SUPPLIED PASSAGE |
In 2015, the British directing duo of Alex Mavor and Ed Kaye – aka The Sacred Egg – were inspired by the stately and orchestral sound of ex-Air member Nicolas Godin’s Widerstehe Doch der Sünde (which translates as ‘Stay Away from Sin’) to bring a horror trope to the beach and create… zombie surfers. Filmed on the coast of Cape Town, Mavor and Kaye created some delicious imagery, with the help of DoP Ben Todd – surfing action with an ingenious visual twist, indulging us to enjoy the convincing evidence of our own eyes – that zombies really can surf.

Back in the late Noughties a series of videos by the Belgian commercials director Joe Vanhoutteghem were released for the Antwerp alt-rock band The Hickey Underworld that mined a very particular strain of the bizarre. None more so than the extraordinary video for Blonde Fire, in which Vanhoutteghem riffs upon the Frankenstein story and other tales of reanimation, but also takes the idea of recycling of rubbish and organic matter down a wormhole of Hell. Brilliantly shot by cinematographer Nicolas Karakatsanis, the video was filmed close to an abattoir – for reasons that will become obvious.

Having made a succession of classic music videos in the 1990s, for the likes of the Beastie Boys, Bjork, Weezer and Fatboy Slim, and then heading for Hollywood to direct Being John Malkovich and Adaptation, Spike Jonze returned to music videos in 2004 with the strange and unsettling video for then-girlfriend Karen O’s band The Yeah Yeah Yeahs, in which the band perform their song Y Control in a dank basement among a gang of creepy, possibly undead children. Jonze creates a lurking sense of foreboding horror with the video’s distinctive murky look, but this is leavened by his quirky, anarchic humour. In fact, Jonze insisted after the video was released that he was aiming for comedy, but a level of spontaneity on the shoot ended up contributing to the shock value.

More recently the British director Matilda Finn has become renowned for a directing style that puts a contemporary twist on the classic Gothic sensibility – most recently for the visual campaign accompanying The Weeknd’s new album Dawn FM. Before that she turned the dancefloor into a crucible of terror for French DJ Brodinski’s Master Section, featuring the outlandish vocals of Zelooperz. In the video, inspired by the nightclub scenes in Hype Williams debut feature Belly, with a twist of David Lynch’s Blue Velvet, a tweaked-out, earphone-wearing Mr Big descends from the VIP section to join the party, stop everyone in his tracks, and command his security to bring him a terrified partner to indulge his gruesome predilection.

RECORDS |
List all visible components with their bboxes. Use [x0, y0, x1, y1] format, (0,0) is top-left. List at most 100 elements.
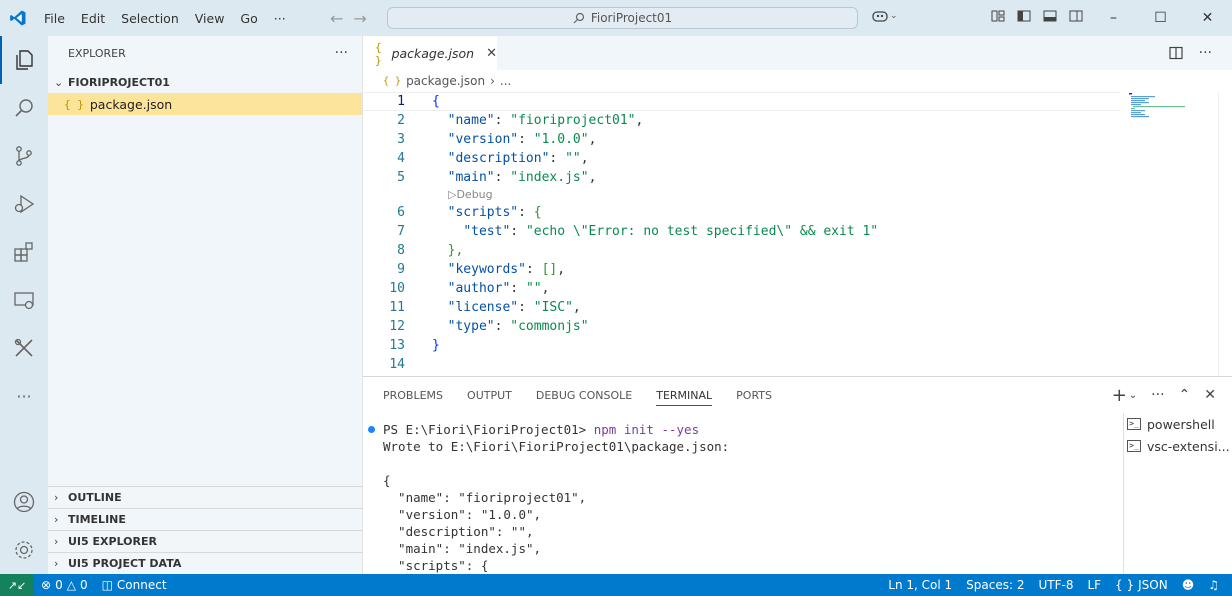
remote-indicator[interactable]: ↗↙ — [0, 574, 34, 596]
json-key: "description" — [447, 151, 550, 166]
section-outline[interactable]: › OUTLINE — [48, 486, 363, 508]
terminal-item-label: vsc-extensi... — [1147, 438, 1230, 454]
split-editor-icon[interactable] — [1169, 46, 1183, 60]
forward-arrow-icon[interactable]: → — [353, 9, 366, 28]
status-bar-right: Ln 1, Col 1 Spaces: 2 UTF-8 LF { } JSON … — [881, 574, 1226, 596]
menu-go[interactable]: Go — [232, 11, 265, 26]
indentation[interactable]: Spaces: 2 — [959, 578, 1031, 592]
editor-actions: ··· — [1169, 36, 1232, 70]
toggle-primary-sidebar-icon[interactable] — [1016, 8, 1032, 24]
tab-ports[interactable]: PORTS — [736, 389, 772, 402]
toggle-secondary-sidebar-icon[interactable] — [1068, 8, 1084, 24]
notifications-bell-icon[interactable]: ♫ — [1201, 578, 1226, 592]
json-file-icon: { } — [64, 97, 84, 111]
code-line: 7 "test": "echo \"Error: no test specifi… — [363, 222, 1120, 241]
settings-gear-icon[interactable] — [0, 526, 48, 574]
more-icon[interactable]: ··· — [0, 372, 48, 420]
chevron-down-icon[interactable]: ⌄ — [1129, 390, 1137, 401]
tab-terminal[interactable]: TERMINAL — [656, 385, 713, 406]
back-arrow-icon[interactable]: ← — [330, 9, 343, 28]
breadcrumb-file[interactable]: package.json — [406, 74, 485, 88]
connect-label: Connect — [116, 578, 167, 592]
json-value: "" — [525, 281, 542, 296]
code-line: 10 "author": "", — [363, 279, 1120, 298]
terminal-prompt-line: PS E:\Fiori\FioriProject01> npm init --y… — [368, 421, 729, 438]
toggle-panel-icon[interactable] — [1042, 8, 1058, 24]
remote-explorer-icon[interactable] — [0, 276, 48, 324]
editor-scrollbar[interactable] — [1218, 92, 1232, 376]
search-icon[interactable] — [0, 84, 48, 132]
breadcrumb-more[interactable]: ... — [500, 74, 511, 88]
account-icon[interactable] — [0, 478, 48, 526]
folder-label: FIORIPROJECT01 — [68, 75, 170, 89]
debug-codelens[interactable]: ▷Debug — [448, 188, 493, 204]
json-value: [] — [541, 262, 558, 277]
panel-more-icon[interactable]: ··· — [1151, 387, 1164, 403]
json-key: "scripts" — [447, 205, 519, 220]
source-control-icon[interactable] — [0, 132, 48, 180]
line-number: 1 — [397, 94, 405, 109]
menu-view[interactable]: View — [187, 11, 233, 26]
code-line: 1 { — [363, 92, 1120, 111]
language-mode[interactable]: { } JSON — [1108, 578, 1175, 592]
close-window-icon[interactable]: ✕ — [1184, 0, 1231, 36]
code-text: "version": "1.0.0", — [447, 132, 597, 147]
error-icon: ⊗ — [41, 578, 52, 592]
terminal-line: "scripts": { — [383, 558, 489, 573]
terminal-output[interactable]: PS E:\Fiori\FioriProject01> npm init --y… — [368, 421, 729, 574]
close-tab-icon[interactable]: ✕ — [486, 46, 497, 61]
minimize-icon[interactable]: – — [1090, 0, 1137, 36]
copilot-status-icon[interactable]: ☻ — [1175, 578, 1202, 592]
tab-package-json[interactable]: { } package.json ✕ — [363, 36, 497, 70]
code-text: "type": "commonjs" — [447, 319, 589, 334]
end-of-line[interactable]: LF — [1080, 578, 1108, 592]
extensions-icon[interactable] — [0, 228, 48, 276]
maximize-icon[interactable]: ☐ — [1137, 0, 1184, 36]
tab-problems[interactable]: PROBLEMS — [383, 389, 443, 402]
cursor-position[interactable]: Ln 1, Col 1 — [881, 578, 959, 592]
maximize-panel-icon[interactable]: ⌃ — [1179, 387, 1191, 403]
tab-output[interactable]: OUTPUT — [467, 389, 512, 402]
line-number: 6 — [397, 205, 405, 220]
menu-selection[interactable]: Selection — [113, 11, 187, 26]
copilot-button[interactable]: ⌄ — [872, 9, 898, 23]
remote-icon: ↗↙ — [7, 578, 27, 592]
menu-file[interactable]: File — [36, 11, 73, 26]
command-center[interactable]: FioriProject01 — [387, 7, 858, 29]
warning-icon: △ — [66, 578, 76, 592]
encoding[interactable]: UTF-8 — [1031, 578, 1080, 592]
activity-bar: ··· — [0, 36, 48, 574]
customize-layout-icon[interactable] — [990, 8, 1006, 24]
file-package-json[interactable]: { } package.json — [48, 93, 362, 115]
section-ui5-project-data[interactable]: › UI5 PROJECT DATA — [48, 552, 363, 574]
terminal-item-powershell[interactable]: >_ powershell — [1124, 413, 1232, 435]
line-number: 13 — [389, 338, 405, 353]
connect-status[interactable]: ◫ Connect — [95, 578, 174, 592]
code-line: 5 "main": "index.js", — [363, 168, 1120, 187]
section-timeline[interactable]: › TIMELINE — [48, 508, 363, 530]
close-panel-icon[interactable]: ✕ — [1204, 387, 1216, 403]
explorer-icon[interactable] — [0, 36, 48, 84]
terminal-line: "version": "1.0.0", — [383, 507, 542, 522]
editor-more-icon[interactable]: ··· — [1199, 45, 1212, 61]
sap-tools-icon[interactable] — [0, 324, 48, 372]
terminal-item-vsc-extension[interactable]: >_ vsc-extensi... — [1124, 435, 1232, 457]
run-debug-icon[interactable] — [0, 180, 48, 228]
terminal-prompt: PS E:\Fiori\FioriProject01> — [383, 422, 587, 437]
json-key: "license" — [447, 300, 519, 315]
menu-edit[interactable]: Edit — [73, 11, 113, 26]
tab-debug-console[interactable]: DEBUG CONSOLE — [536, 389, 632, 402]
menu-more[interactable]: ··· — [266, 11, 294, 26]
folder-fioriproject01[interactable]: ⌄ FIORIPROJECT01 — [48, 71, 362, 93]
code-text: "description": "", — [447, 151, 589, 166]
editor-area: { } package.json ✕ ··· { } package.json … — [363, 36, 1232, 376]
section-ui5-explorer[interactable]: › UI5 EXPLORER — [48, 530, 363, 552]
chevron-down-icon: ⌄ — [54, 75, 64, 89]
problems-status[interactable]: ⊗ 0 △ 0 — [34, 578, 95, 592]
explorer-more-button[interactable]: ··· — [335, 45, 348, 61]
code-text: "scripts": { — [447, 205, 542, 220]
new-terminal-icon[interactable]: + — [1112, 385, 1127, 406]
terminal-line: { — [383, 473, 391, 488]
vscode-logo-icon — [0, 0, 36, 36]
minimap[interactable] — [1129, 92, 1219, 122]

...

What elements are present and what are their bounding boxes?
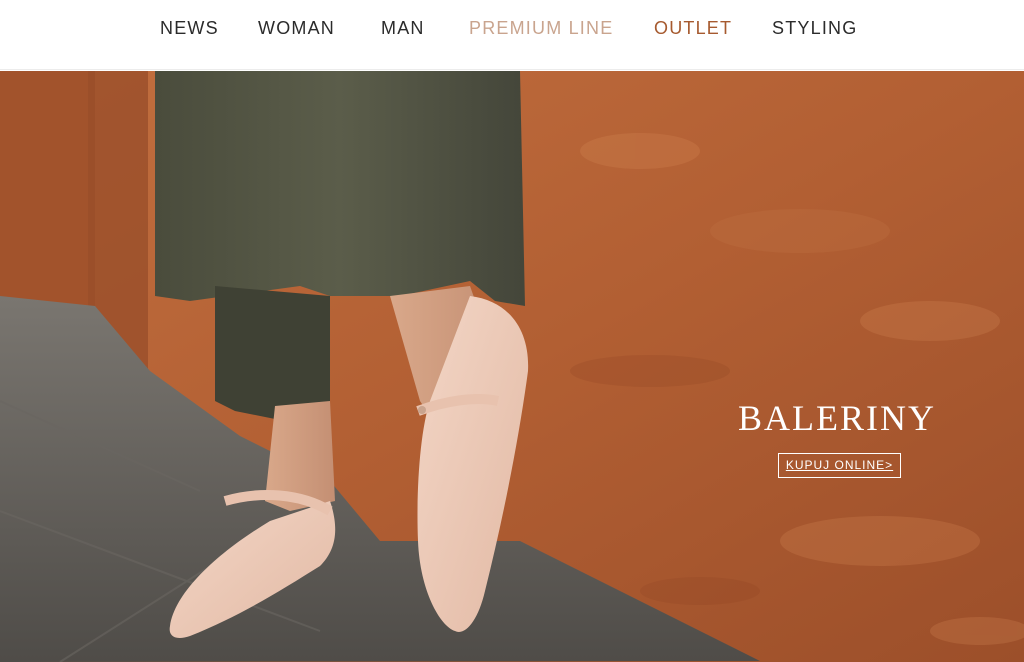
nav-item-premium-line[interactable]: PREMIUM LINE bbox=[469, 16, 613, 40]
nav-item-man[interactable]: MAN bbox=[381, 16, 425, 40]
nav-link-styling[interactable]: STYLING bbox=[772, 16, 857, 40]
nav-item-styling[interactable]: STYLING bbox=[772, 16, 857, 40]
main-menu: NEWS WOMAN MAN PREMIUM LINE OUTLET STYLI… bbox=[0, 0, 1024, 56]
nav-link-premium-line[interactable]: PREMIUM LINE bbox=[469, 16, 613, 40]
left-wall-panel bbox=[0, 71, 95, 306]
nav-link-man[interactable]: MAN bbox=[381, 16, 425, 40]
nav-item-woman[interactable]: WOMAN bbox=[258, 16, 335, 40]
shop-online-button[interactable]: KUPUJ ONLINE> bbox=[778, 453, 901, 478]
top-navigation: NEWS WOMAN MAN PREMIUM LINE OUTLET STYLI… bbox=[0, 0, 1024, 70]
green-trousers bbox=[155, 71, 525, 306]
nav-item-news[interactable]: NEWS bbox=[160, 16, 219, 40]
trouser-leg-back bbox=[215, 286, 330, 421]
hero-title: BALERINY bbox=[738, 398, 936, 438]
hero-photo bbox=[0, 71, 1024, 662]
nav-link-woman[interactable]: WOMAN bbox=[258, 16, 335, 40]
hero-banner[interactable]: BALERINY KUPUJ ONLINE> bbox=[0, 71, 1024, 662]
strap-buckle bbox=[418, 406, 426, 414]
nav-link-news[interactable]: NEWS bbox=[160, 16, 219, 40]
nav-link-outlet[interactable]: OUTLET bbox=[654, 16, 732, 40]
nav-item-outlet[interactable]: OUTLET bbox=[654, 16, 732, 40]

==

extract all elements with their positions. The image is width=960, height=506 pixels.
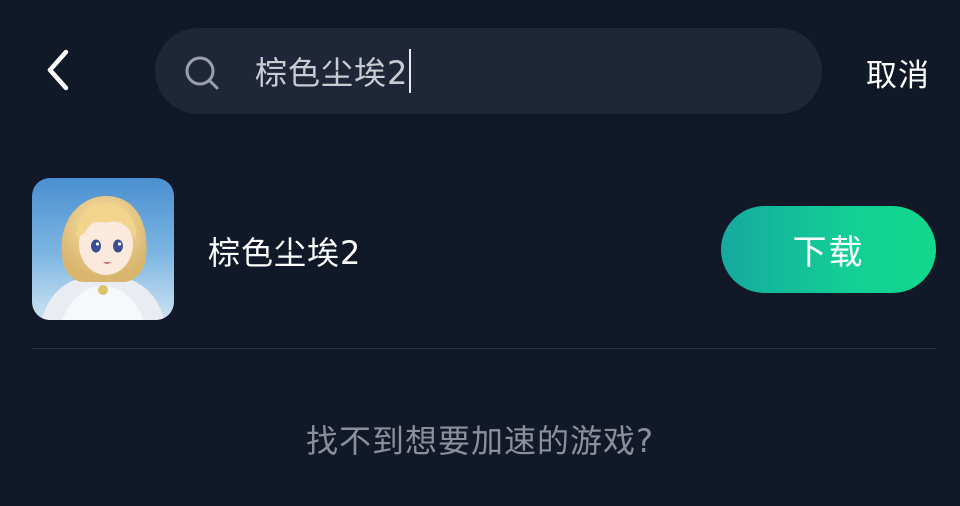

REQUIRED ACTIONS |
A: In the passage on horror-tinged music videos, who shot the video for Blonde Fire?
B: List every director named in the passage on horror-tinged music videos as having directed one of the music videos it describes.
C: Take the passage on horror-tinged music videos further from its last sentence.

RESULTS OF THE EXERCISE |
A: Nicolas Karakatsanis

B: Alex Mavor, Ed Kaye, Joe Vanhoutteghem, Spike Jonze, Matilda Finn

C:
It’s customary for a BUG show to have a contribution from Radiohead, or another musical project featuring Thom Yorke, and Video Nasties is no exception. In this case, the video for Radiohead’s There There, from 2003, the monster is Yorke himself, who enters a forest populated by animated woodland creatures, with evil intent. This was the first video by Bristol-based stop-motion animator Chris Hopewell, who was influenced by the work of Victorian photography of anthropomorphised furry animals, Czech animator Jan Svankmajer, and classic 70s children’s TV show Bagpuss, to create a memorably gripping version of a Grimm fairy tale. Hopewell has gone on to work with the band more recently, putting The Wicker Man through the lens of classic kids TV for Burn The Witch.

Arguably our most ludicrous monster of this evening’s presentation pops up in French director Emile Sornin’s video for The Shoes’ 1960s Horror, featuring Dominic Lord – a 100ft tall chicken, who flattens a major metropolis in the time-honoured fashion of a well-known Japanese radioactive dinosaur. The rampant Chicken-zilla is actually taking sweet revenge upon Mankind with good reason – the creature is the result of the ever-more industrialised and corrupted food processing of poultry. The real grisly horror here is what happens before we get to the fun stuff with Chicken-zilla.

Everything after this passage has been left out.